GIVEN EXERCISE: Collect every line of the records below that contains the word "could".

PROVIDED DATA:
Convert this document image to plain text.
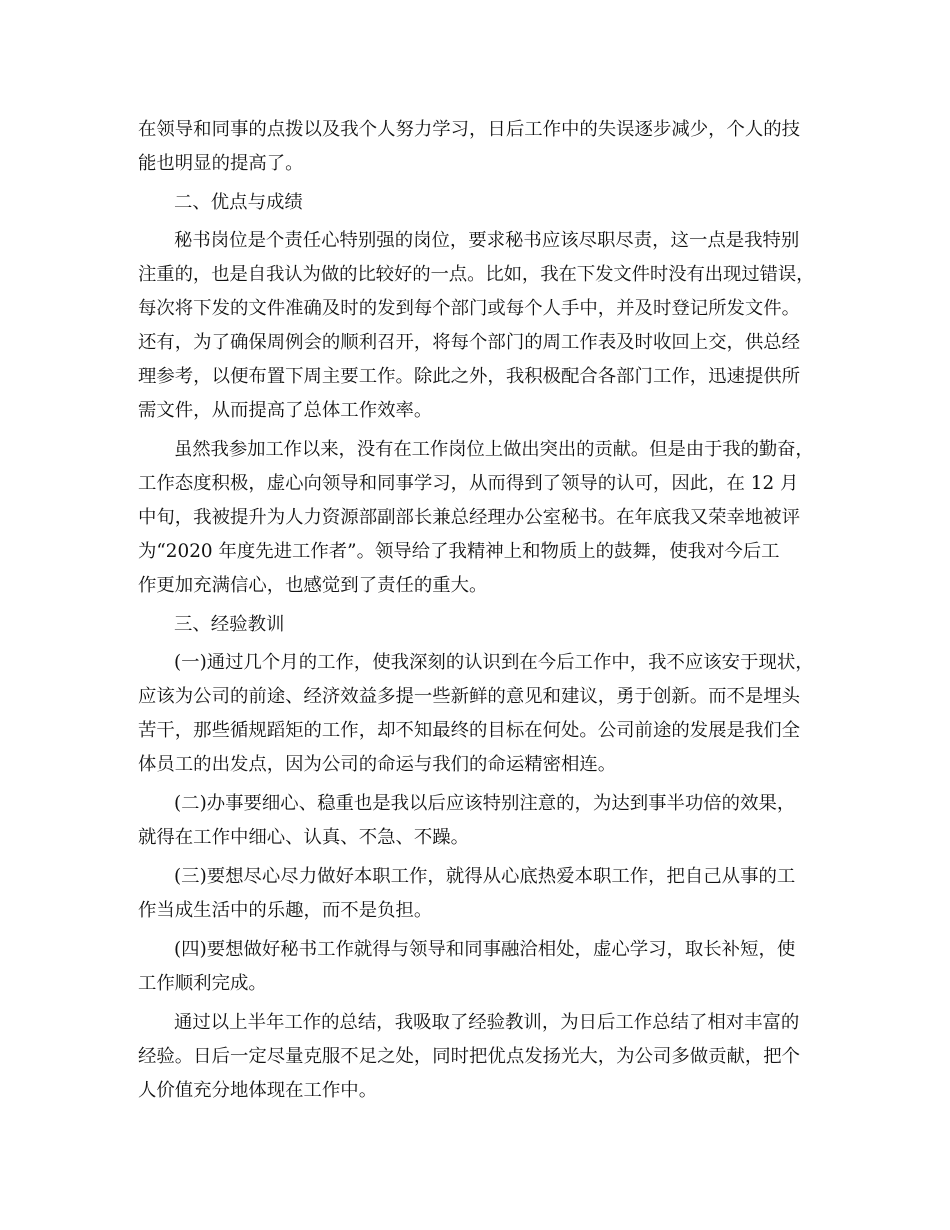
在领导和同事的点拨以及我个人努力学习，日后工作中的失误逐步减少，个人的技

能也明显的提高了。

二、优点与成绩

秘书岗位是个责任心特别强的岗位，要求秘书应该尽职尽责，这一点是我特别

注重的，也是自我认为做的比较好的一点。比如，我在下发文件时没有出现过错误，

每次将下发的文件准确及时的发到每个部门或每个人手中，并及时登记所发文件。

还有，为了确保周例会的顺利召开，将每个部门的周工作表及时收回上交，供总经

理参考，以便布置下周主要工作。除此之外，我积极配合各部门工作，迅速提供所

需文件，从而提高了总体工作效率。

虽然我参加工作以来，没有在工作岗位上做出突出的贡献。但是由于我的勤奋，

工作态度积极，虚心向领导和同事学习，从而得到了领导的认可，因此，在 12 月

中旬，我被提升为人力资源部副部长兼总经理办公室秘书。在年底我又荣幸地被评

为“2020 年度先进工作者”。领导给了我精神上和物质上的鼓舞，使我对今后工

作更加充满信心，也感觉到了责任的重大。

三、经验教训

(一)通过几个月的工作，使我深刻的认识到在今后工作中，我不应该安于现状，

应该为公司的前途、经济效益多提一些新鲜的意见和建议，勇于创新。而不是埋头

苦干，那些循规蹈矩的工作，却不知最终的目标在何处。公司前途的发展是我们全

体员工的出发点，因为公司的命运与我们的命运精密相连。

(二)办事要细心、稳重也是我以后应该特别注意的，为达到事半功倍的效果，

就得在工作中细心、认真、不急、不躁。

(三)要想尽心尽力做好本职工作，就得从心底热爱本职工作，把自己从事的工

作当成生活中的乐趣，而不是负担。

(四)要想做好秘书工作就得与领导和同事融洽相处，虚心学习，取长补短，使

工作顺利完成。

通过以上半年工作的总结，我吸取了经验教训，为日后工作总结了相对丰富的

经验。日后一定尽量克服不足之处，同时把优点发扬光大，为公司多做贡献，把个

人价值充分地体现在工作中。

* * *

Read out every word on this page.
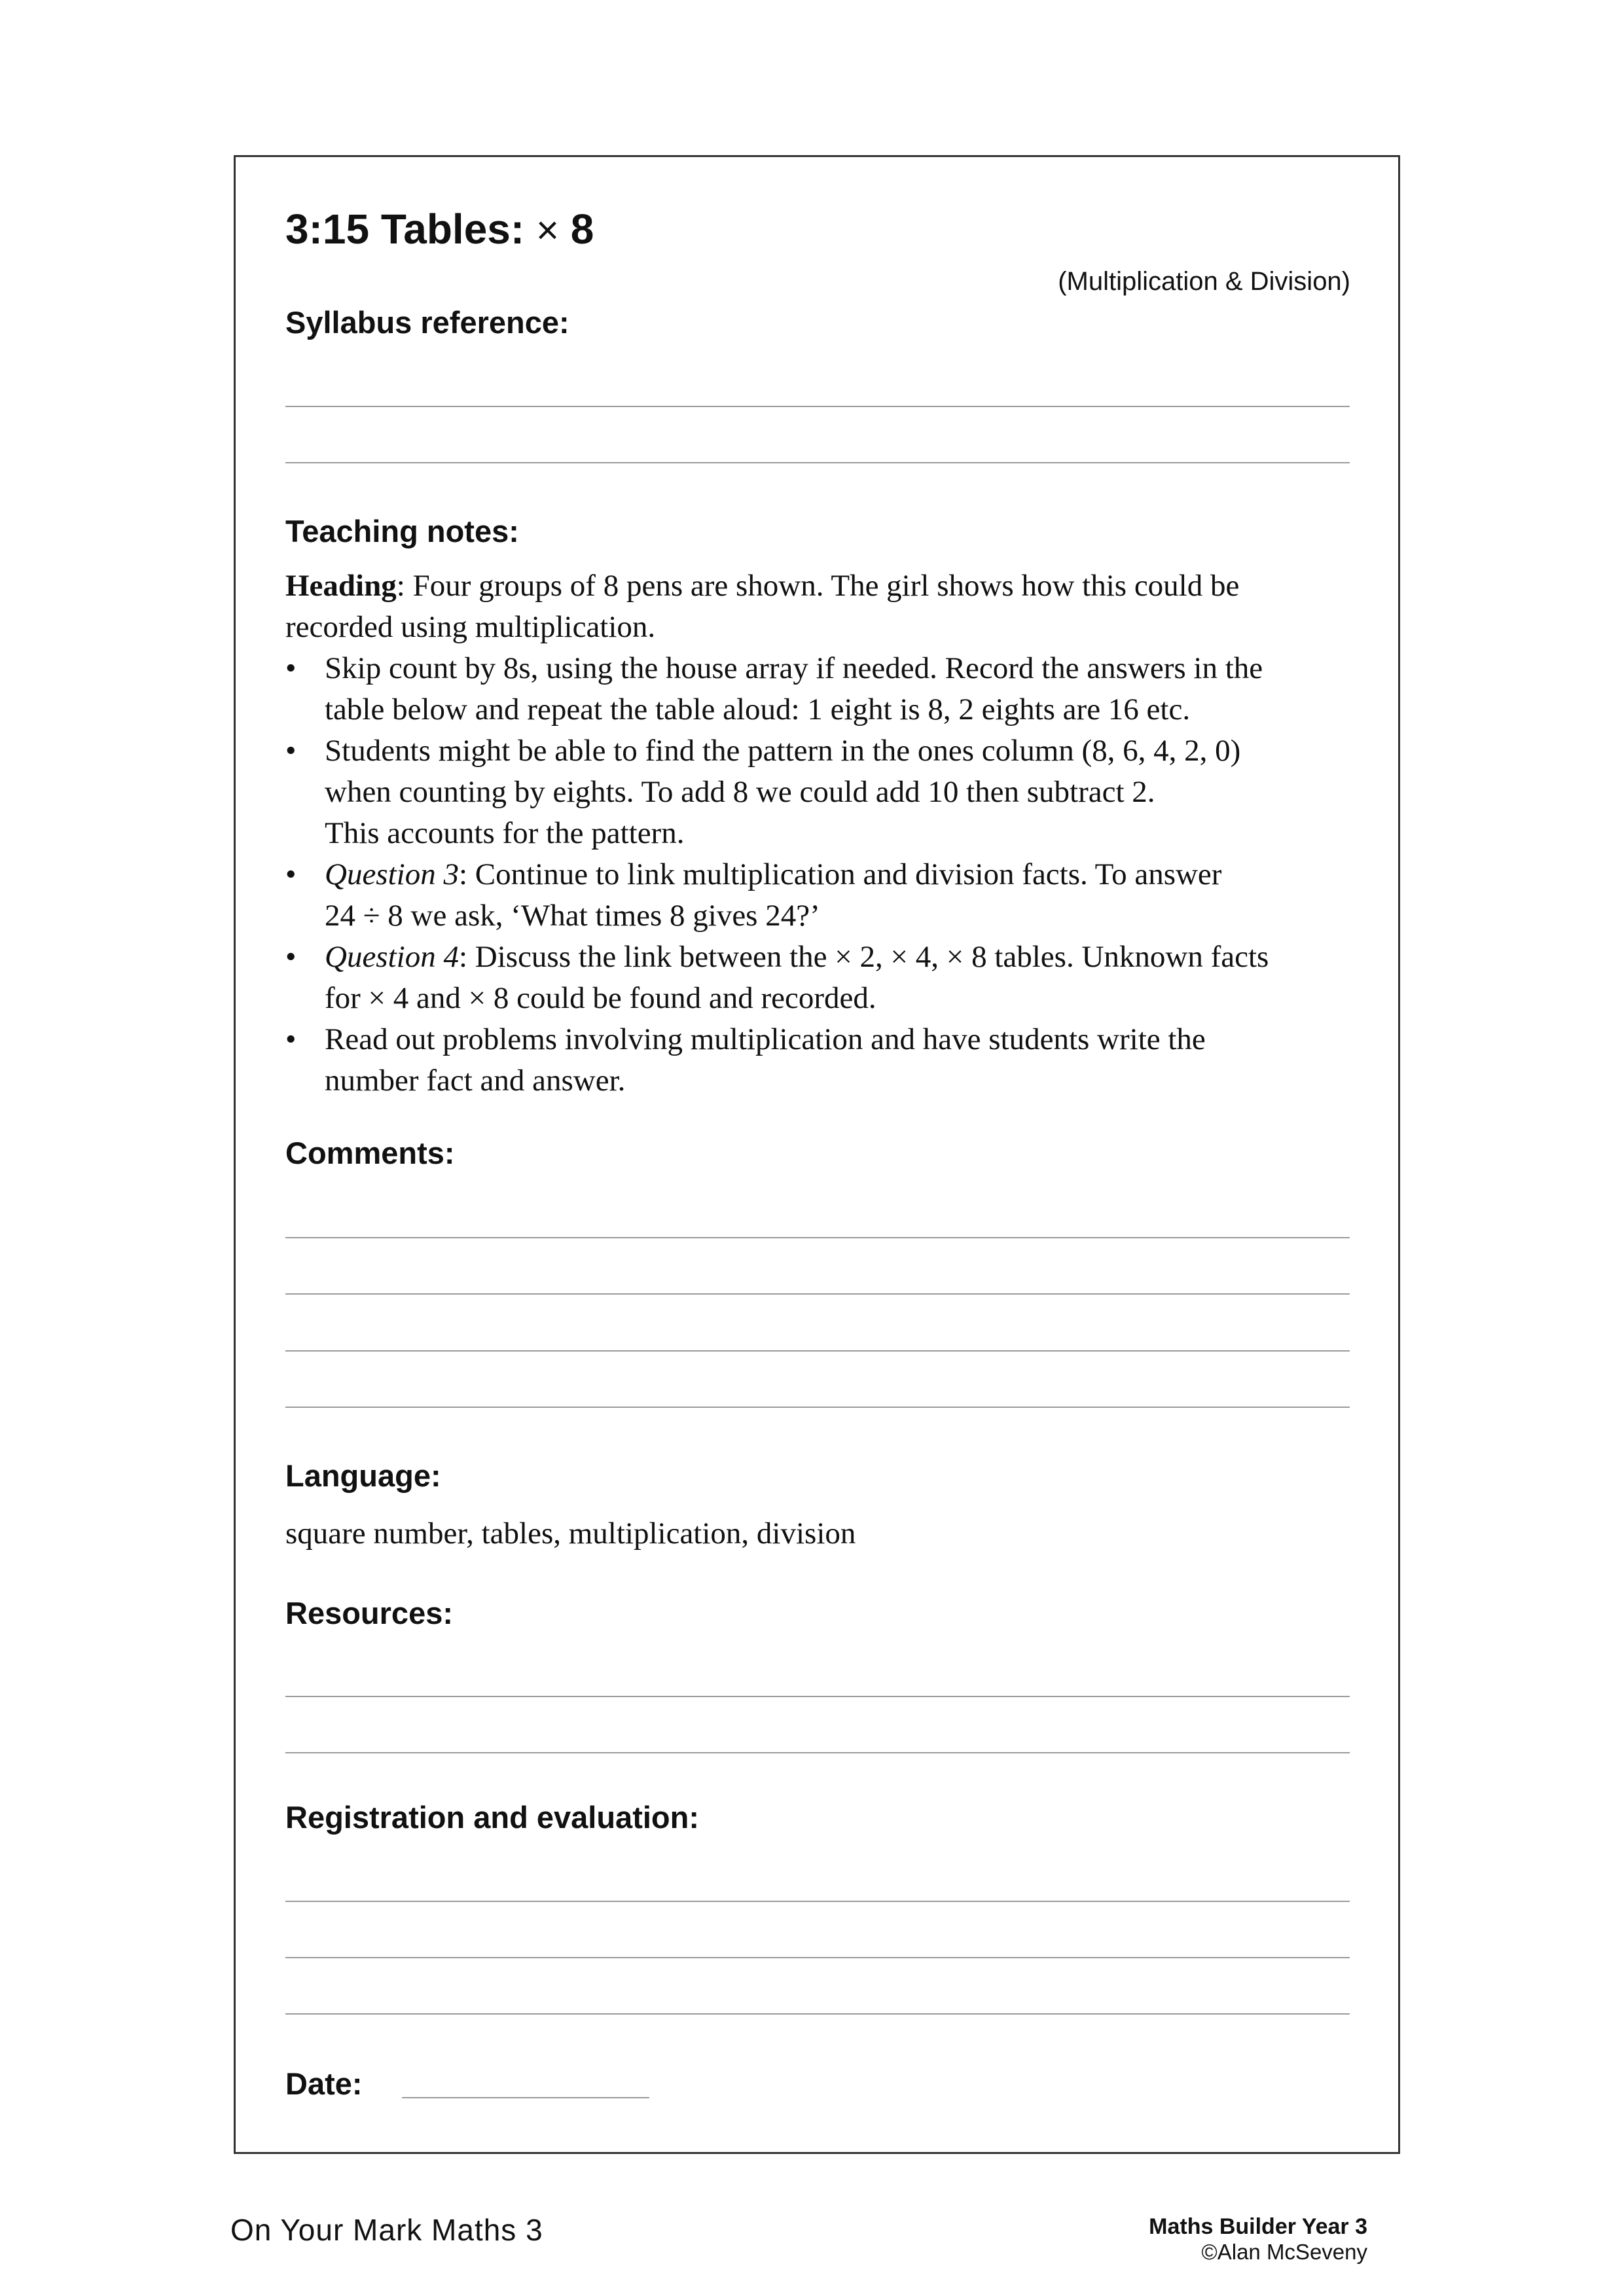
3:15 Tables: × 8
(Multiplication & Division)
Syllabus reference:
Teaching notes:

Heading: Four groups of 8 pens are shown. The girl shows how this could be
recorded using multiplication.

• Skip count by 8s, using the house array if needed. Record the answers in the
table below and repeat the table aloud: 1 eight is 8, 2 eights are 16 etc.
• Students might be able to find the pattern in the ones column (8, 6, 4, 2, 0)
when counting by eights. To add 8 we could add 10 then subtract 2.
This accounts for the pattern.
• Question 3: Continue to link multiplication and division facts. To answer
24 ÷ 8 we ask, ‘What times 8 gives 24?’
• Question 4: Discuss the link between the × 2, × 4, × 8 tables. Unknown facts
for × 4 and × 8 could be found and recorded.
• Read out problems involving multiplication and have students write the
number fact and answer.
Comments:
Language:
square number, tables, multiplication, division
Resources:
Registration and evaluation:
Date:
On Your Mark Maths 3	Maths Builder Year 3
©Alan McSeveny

RESPONSE FOR THIS EXERCISE:
Heading: Four groups of 8 pens are shown. The girl shows how this could be
when counting by eights. To add 8 we could add 10 then subtract 2.
for × 4 and × 8 could be found and recorded.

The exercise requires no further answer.